Vos consignes – D'après le texte sur le Spätburgunder « St Jacobus » 2004, dans quel restaurant ce vin a-t-il été découvert ?

Il est opposé à une des mes révélations venue d’outre-Rhin : Spätburgunder trocken Britzinger Rosenberg « St Jacobus » 2004, Weingenossenschaft Müllheim-Britzingen, Marktgräflerland Découvert il y a environ deux ans lors d’un repas au Restaurant Die Mühle à Binzen (Baden-Württemberg), il est toujours au top. Il offre cependant une orientation plus internationale, plus exotique à un Pinot Noir français, si bien que de nombreuses personnes se dirigent à juste titre vers l’Afrique du Sud qui offre des styles similaires de Pinot Noir. De prime abord plus subtil au nez que le vin précédent, il se distingue en bouche par un côté plus épicé (poivre, camphre, curry) avec une note évidente de barrique (notes toastées), qui lui offre a posteriori plus de caractère. Il reste cependant dans l’esprit du Pinot Noir (arômes de cerise, de petits fruits rouges et de fleurs séchées) avec une finale ferme mais longue et profonde. Une recommandation toute particulière à moins de 15 €.

Données extraites –
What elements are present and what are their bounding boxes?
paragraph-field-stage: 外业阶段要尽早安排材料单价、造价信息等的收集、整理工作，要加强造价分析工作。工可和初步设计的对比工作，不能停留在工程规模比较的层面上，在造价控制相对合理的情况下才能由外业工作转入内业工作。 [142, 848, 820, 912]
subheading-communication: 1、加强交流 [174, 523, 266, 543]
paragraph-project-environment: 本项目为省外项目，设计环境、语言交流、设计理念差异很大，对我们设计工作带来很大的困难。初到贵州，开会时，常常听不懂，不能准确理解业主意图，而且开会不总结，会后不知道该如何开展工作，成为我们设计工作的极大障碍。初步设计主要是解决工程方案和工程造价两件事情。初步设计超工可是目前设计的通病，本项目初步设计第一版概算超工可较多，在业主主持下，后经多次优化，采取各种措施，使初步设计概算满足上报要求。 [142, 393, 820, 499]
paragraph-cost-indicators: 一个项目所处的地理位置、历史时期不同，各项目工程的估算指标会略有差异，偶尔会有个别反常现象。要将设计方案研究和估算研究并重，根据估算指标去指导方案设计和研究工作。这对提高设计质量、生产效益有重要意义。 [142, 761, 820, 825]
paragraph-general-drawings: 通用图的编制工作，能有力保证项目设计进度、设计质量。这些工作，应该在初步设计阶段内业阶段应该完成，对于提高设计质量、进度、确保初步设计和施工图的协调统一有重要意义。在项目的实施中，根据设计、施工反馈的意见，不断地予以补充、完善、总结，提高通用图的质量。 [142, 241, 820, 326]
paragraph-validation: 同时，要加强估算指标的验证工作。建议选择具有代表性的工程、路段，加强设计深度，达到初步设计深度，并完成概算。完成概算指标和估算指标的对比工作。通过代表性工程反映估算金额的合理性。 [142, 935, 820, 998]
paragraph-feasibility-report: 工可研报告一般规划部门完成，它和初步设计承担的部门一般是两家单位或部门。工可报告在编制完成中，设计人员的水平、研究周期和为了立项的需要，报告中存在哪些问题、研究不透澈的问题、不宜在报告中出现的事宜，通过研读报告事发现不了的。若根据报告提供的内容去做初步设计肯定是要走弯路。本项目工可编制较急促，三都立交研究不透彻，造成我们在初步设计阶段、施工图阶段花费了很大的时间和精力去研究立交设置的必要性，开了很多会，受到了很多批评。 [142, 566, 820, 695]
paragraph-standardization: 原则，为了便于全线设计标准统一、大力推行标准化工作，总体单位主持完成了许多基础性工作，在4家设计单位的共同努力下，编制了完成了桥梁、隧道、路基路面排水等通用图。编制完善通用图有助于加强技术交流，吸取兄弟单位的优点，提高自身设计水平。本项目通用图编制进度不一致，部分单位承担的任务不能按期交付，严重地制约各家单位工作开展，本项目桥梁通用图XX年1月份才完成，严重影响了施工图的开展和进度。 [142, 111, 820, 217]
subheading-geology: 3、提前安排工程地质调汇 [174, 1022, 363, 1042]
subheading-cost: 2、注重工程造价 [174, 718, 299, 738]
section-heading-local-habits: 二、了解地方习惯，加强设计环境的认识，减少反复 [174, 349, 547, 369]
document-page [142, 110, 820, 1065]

Réponse à la consigne – Au Restaurant Die Mühle, à Binzen (Baden-Württemberg).